--- begin ---

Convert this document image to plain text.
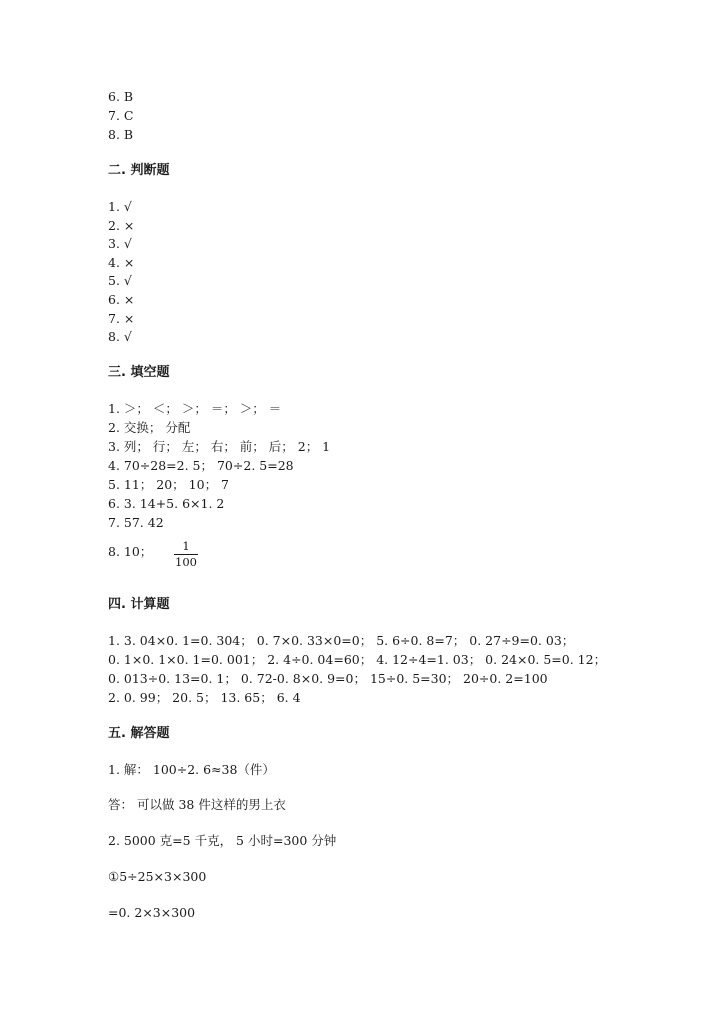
6. B
7. C
8. B
二. 判断题
1. √
2. ×
3. √
4. ×
5. √
6. ×
7. ×
8. √
三. 填空题
1. ＞； ＜； ＞； ＝； ＞； ＝
2. 交换； 分配
3. 列； 行； 左； 右； 前； 后； 2； 1
4. 70÷28=2. 5； 70÷2. 5=28
5. 11； 20； 10； 7
6. 3. 14+5. 6×1. 2
7. 57. 42
8. 10；	1
100
四. 计算题
1. 3. 04×0. 1=0. 304； 0. 7×0. 33×0=0； 5. 6÷0. 8=7； 0. 27÷9=0. 03；
0. 1×0. 1×0. 1=0. 001； 2. 4÷0. 04=60； 4. 12÷4=1. 03； 0. 24×0. 5=0. 12；
0. 013÷0. 13=0. 1； 0. 72-0. 8×0. 9=0； 15÷0. 5=30； 20÷0. 2=100
2. 0. 99； 20. 5； 13. 65； 6. 4
五. 解答题
1. 解： 100÷2. 6≈38（件）
答： 可以做 38 件这样的男上衣
2. 5000 克=5 千克， 5 小时=300 分钟
①5÷25×3×300
=0. 2×3×300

--- end ---

### YOUR INSTRUCTIONS
Output all of the data exactly as it stands, minus any images.

### EXPECTED ANSWER
Convert this document image to plain text.
6. B
7. C
8. B
二. 判断题
1. √
2. ×
3. √
4. ×
5. √
6. ×
7. ×
8. √
三. 填空题
1. ＞； ＜； ＞； ＝； ＞； ＝
2. 交换； 分配
3. 列； 行； 左； 右； 前； 后； 2； 1
4. 70÷28=2. 5； 70÷2. 5=28
5. 11； 20； 10； 7
6. 3. 14+5. 6×1. 2
7. 57. 42
8. 10；	1
100
四. 计算题
1. 3. 04×0. 1=0. 304； 0. 7×0. 33×0=0； 5. 6÷0. 8=7； 0. 27÷9=0. 03；
0. 1×0. 1×0. 1=0. 001； 2. 4÷0. 04=60； 4. 12÷4=1. 03； 0. 24×0. 5=0. 12；
0. 013÷0. 13=0. 1； 0. 72-0. 8×0. 9=0； 15÷0. 5=30； 20÷0. 2=100
2. 0. 99； 20. 5； 13. 65； 6. 4
五. 解答题
1. 解： 100÷2. 6≈38（件）
答： 可以做 38 件这样的男上衣
2. 5000 克=5 千克， 5 小时=300 分钟
①5÷25×3×300
=0. 2×3×300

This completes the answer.